Copy every record word for word.
━━━ Material for the task
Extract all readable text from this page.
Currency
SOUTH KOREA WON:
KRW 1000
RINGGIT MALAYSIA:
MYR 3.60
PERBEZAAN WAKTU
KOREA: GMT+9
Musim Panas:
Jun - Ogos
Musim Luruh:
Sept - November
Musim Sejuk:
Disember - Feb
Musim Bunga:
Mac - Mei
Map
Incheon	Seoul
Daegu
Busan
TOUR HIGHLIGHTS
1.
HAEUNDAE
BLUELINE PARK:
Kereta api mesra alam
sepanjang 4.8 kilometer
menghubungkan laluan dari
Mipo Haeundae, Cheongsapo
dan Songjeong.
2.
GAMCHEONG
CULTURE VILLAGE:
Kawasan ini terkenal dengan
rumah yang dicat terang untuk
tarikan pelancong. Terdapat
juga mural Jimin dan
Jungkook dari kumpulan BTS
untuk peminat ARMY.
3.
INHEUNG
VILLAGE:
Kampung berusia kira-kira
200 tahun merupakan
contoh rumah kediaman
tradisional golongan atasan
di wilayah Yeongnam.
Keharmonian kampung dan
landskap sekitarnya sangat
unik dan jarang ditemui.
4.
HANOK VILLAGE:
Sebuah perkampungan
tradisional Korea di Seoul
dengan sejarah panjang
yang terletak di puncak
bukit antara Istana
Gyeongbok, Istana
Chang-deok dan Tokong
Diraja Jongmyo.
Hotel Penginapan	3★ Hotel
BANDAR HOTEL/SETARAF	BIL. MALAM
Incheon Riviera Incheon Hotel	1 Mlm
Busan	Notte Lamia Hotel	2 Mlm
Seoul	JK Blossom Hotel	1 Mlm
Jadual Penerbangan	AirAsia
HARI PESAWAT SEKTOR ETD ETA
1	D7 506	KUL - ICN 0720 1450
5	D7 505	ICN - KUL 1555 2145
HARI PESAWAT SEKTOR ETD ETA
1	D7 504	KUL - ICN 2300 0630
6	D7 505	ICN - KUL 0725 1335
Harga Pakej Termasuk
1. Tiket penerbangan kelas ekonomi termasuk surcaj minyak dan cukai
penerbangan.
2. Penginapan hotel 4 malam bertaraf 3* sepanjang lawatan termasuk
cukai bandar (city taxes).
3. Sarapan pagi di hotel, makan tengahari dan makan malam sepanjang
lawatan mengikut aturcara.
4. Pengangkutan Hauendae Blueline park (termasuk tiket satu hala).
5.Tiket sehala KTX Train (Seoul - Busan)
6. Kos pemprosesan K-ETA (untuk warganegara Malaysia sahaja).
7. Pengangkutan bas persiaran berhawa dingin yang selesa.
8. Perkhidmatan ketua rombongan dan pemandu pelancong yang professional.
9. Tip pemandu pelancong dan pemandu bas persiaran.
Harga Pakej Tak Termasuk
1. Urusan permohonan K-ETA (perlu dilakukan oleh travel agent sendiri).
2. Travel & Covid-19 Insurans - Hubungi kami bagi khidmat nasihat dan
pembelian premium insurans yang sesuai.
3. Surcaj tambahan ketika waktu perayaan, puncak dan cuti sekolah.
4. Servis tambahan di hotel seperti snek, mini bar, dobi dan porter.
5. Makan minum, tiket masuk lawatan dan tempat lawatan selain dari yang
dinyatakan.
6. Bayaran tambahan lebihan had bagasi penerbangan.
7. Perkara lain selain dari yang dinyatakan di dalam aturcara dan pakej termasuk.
━━━━━━
# Task result
Extract all readable text from this page.
Currency
SOUTH KOREA WON:
KRW 1000
RINGGIT MALAYSIA:
MYR 3.60
PERBEZAAN WAKTU
KOREA: GMT+9
Musim Panas:
Jun - Ogos
Musim Luruh:
Sept - November
Musim Sejuk:
Disember - Feb
Musim Bunga:
Mac - Mei
Map
Incheon	Seoul
Daegu
Busan
TOUR HIGHLIGHTS
1.
HAEUNDAE
BLUELINE PARK:
Kereta api mesra alam
sepanjang 4.8 kilometer
menghubungkan laluan dari
Mipo Haeundae, Cheongsapo
dan Songjeong.
2.
GAMCHEONG
CULTURE VILLAGE:
Kawasan ini terkenal dengan
rumah yang dicat terang untuk
tarikan pelancong. Terdapat
juga mural Jimin dan
Jungkook dari kumpulan BTS
untuk peminat ARMY.
3.
INHEUNG
VILLAGE:
Kampung berusia kira-kira
200 tahun merupakan
contoh rumah kediaman
tradisional golongan atasan
di wilayah Yeongnam.
Keharmonian kampung dan
landskap sekitarnya sangat
unik dan jarang ditemui.
4.
HANOK VILLAGE:
Sebuah perkampungan
tradisional Korea di Seoul
dengan sejarah panjang
yang terletak di puncak
bukit antara Istana
Gyeongbok, Istana
Chang-deok dan Tokong
Diraja Jongmyo.
Hotel Penginapan	3★ Hotel
BANDAR HOTEL/SETARAF	BIL. MALAM
Incheon Riviera Incheon Hotel	1 Mlm
Busan	Notte Lamia Hotel	2 Mlm
Seoul	JK Blossom Hotel	1 Mlm
Jadual Penerbangan	AirAsia
HARI PESAWAT SEKTOR ETD ETA
1	D7 506	KUL - ICN 0720 1450
5	D7 505	ICN - KUL 1555 2145
HARI PESAWAT SEKTOR ETD ETA
1	D7 504	KUL - ICN 2300 0630
6	D7 505	ICN - KUL 0725 1335
Harga Pakej Termasuk
1. Tiket penerbangan kelas ekonomi termasuk surcaj minyak dan cukai
penerbangan.
2. Penginapan hotel 4 malam bertaraf 3* sepanjang lawatan termasuk
cukai bandar (city taxes).
3. Sarapan pagi di hotel, makan tengahari dan makan malam sepanjang
lawatan mengikut aturcara.
4. Pengangkutan Hauendae Blueline park (termasuk tiket satu hala).
5.Tiket sehala KTX Train (Seoul - Busan)
6. Kos pemprosesan K-ETA (untuk warganegara Malaysia sahaja).
7. Pengangkutan bas persiaran berhawa dingin yang selesa.
8. Perkhidmatan ketua rombongan dan pemandu pelancong yang professional.
9. Tip pemandu pelancong dan pemandu bas persiaran.
Harga Pakej Tak Termasuk
1. Urusan permohonan K-ETA (perlu dilakukan oleh travel agent sendiri).
2. Travel & Covid-19 Insurans - Hubungi kami bagi khidmat nasihat dan
pembelian premium insurans yang sesuai.
3. Surcaj tambahan ketika waktu perayaan, puncak dan cuti sekolah.
4. Servis tambahan di hotel seperti snek, mini bar, dobi dan porter.
5. Makan minum, tiket masuk lawatan dan tempat lawatan selain dari yang
dinyatakan.
6. Bayaran tambahan lebihan had bagasi penerbangan.
7. Perkara lain selain dari yang dinyatakan di dalam aturcara dan pakej termasuk.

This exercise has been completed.